PROVIDED PASSAGE
My research philosophy is driven by a commitment to enhancing community resilience and a deep interest in the complex dynamics of disaster response. I believe in a holistic, data-driven approach that considers the intricate interrelationships within a community system. For me, research is not just an academic exercise but a tool for real-world impact, which is fundamental to my work at the OU Community Resilience Research Laboratory, a part of the NIST Center of Excellence at Colorado State University.
I am particularly interested in developing innovative optimization models to minimize community loss after natural disasters. By analyzing data within these models, we can identify key factors that contribute to a community's resilience. My research also focuses on addressing the decisions of multiple stakeholders, leading me to create efficient algorithms for bi-level optimization problems.
My research is an iterative process, guided by theoretical concepts but grounded in empirical observations and validation. I believe that collaboration, interdisciplinary insights, and a commitment to constant learning are essential for generating meaningful, transformative outcomes. In essence, my philosophy is based on the idea that through rigorous research, we can empower communities and significantly improve their ability to withstand and recover from disasters.

PARTS OF THE EXERCISE
a – Quote the research philosophy statement word for word, starting at "I am particularly" and ending at "bi-level optimization problems.".
b – Pick out every line of the listing that contains the string "scan", matching case exactly.

EXERCISE INPUTS
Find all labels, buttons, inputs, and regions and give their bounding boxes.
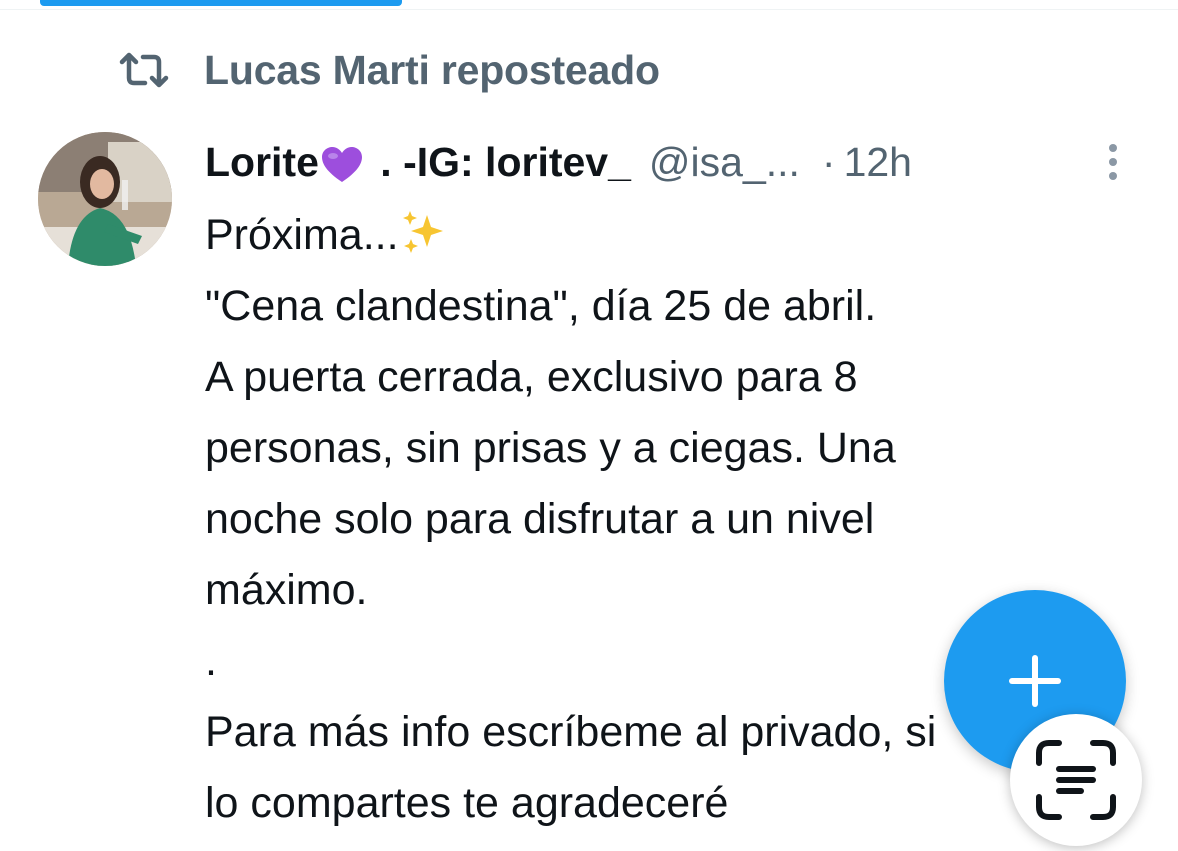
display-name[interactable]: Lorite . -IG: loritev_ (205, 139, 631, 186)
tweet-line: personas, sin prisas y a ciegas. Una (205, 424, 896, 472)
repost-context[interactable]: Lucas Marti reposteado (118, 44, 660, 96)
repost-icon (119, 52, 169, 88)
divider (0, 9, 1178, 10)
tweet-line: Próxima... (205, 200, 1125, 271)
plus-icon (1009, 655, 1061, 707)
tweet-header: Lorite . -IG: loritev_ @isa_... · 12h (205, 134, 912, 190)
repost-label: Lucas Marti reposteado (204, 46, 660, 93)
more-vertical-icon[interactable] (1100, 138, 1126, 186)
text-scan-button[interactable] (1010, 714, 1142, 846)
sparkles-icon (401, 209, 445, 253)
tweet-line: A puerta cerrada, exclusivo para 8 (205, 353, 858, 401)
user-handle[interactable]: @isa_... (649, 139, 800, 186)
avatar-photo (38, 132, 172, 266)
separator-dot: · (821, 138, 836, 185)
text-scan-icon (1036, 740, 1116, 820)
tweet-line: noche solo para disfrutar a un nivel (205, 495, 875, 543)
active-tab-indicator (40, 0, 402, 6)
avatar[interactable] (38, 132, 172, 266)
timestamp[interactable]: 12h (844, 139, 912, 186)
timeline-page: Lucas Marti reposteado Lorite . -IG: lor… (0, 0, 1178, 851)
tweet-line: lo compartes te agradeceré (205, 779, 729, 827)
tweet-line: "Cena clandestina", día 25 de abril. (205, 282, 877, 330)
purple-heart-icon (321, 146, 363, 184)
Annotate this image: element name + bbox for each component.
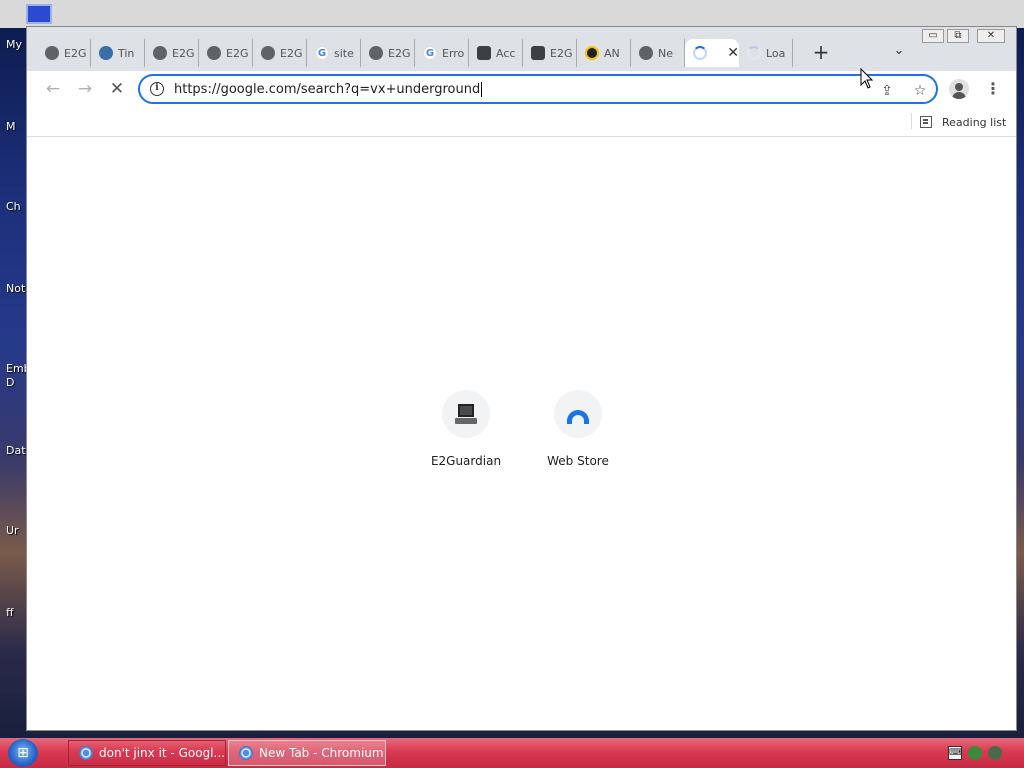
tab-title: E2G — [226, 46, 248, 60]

RESPONSES BY TASK
a –
I am particularly interested in developing innovative optimization models to minimize community loss after natural disasters. By analyzing data within these models, we can identify key factors that contribute to a community's resilience. My research also focuses on addressing the decisions of multiple stakeholders, leading me to create efficient algorithms for bi-level optimization problems.

b –
text-scan-button[interactable] (1010, 714, 1142, 846)
text-scan-icon (1036, 740, 1116, 820)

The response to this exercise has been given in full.